Collect all the lines that mention the word "муниципального".

Saved data entries:

START

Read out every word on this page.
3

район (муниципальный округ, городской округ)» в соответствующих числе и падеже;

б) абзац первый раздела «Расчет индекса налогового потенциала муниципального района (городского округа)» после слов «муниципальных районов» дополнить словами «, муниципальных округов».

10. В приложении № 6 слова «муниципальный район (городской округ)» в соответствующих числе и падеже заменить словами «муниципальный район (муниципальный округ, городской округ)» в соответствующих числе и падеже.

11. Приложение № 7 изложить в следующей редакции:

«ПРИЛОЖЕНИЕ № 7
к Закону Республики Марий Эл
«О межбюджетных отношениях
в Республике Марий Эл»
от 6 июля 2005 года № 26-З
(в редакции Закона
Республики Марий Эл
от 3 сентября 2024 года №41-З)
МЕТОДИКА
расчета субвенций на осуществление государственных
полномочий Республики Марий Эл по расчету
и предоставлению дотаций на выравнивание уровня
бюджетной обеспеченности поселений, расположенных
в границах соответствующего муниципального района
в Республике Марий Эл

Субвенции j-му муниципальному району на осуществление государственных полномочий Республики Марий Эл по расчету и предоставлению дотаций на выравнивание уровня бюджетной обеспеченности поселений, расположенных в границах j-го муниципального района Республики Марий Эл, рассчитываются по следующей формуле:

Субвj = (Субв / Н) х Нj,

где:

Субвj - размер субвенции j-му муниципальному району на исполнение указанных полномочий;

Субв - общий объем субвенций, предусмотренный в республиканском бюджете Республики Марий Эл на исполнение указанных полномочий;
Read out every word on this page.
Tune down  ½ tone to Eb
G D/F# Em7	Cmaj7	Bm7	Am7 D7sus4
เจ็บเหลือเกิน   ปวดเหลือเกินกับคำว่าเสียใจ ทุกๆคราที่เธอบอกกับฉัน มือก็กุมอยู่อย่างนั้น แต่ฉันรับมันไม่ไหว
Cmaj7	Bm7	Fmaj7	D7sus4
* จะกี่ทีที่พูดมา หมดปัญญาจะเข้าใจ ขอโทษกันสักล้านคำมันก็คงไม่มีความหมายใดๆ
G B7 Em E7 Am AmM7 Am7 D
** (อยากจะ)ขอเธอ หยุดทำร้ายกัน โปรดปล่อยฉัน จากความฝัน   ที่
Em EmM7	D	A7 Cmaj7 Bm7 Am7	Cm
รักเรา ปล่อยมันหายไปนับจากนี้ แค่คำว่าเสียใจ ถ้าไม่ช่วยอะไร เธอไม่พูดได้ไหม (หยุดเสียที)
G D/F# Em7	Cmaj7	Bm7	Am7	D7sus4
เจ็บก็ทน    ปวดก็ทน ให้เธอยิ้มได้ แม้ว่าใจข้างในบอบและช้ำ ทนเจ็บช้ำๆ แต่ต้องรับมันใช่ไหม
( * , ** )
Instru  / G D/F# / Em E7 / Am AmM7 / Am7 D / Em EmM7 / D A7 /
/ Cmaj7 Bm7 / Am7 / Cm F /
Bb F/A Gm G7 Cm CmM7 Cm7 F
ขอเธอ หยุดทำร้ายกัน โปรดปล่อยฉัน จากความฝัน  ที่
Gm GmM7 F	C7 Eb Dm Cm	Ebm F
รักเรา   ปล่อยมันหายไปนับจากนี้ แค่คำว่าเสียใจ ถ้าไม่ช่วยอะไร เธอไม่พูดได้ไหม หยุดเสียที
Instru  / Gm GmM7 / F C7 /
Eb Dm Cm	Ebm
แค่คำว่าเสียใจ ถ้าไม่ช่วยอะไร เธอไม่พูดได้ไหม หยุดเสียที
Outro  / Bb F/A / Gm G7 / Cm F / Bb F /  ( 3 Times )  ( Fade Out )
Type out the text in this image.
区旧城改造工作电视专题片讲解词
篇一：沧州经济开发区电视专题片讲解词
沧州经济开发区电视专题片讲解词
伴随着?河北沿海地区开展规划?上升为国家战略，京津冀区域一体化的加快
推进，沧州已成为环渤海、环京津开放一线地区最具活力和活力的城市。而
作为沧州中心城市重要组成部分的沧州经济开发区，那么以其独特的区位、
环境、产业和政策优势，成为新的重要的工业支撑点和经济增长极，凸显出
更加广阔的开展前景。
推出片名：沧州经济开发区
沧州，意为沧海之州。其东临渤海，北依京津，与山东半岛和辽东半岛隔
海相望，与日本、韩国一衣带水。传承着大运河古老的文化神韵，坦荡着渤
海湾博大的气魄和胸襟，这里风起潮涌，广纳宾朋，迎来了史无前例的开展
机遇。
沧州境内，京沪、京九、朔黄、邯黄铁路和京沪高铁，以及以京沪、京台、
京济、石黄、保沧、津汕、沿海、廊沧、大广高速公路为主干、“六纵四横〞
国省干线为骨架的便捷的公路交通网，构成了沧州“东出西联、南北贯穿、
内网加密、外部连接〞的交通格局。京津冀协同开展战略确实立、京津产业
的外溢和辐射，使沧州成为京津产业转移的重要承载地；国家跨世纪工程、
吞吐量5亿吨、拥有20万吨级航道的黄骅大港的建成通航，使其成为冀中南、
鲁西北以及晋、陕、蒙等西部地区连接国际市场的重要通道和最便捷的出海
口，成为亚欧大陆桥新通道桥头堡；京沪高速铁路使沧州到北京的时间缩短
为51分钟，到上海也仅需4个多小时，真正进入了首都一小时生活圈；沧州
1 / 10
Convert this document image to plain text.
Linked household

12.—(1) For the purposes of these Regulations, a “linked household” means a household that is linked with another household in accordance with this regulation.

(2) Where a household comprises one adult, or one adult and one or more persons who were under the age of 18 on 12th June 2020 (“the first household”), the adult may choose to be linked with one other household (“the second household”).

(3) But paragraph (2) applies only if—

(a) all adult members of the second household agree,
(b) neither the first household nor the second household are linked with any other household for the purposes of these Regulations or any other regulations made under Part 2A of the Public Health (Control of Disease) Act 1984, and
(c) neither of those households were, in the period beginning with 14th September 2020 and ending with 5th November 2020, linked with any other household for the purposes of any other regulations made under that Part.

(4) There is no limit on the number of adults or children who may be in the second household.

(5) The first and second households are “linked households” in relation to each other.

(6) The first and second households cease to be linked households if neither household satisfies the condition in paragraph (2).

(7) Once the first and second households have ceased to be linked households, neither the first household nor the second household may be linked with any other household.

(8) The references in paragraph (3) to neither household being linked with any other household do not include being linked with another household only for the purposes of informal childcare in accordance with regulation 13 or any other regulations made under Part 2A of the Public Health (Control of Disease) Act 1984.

END

◆ Solution to this exercise:
б) абзац первый раздела «Расчет индекса налогового потенциала муниципального района (городского округа)» после слов «муниципальных районов» дополнить словами «, муниципальных округов».
в границах соответствующего муниципального района
Субвенции j-му муниципальному району на осуществление государственных полномочий Республики Марий Эл по расчету и предоставлению дотаций на выравнивание уровня бюджетной обеспеченности поселений, расположенных в границах j-го муниципального района Республики Марий Эл, рассчитываются по следующей формуле:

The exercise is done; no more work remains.